Task instructions →
Set out each line from the following listing that includes the word "music".

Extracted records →
────────────────
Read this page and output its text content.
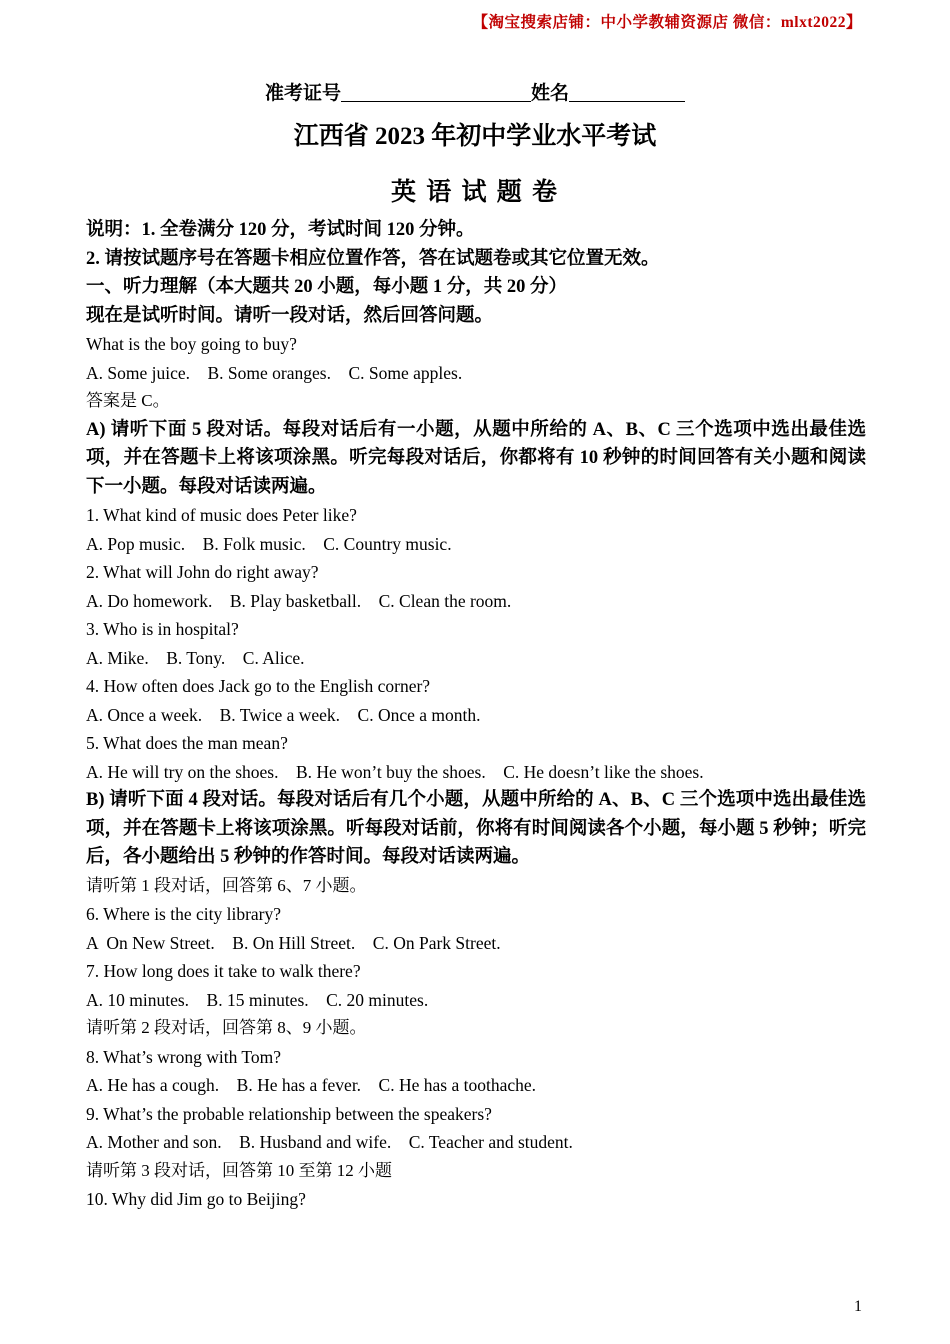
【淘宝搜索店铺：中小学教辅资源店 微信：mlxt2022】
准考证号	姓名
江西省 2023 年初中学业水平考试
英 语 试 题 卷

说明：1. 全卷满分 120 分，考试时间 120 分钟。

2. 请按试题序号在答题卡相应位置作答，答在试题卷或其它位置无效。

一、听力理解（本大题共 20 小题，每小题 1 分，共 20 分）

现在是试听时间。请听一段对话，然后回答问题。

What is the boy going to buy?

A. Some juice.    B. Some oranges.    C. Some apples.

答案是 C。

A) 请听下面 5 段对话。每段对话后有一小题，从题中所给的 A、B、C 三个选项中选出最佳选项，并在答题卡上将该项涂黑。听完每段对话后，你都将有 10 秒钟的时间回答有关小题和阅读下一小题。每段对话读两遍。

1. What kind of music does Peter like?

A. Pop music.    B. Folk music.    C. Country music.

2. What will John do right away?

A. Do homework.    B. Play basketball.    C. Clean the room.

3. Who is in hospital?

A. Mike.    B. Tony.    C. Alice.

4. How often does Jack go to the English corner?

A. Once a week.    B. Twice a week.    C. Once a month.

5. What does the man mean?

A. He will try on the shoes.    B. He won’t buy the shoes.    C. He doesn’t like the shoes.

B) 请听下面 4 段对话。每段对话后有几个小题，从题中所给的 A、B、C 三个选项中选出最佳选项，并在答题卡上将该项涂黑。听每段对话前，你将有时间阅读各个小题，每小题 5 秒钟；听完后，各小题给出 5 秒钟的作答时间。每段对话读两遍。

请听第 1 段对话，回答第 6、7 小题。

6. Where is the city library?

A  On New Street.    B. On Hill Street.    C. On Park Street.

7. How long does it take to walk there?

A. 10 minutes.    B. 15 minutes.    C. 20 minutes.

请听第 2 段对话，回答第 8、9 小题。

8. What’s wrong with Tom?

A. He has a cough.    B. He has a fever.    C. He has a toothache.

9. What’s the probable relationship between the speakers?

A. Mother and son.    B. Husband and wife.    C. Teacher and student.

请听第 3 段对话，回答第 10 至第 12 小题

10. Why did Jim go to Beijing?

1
────────────────
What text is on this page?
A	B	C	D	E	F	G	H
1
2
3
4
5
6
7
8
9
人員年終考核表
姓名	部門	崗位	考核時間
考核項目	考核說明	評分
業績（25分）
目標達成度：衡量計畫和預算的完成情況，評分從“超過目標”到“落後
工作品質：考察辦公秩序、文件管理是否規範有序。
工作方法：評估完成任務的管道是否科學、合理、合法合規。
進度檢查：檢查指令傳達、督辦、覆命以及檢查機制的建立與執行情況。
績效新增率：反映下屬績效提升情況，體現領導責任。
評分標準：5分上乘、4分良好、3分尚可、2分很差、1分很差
────────────────
Task response →
1. What kind of music does Peter like?
A. Pop music.    B. Folk music.    C. Country music.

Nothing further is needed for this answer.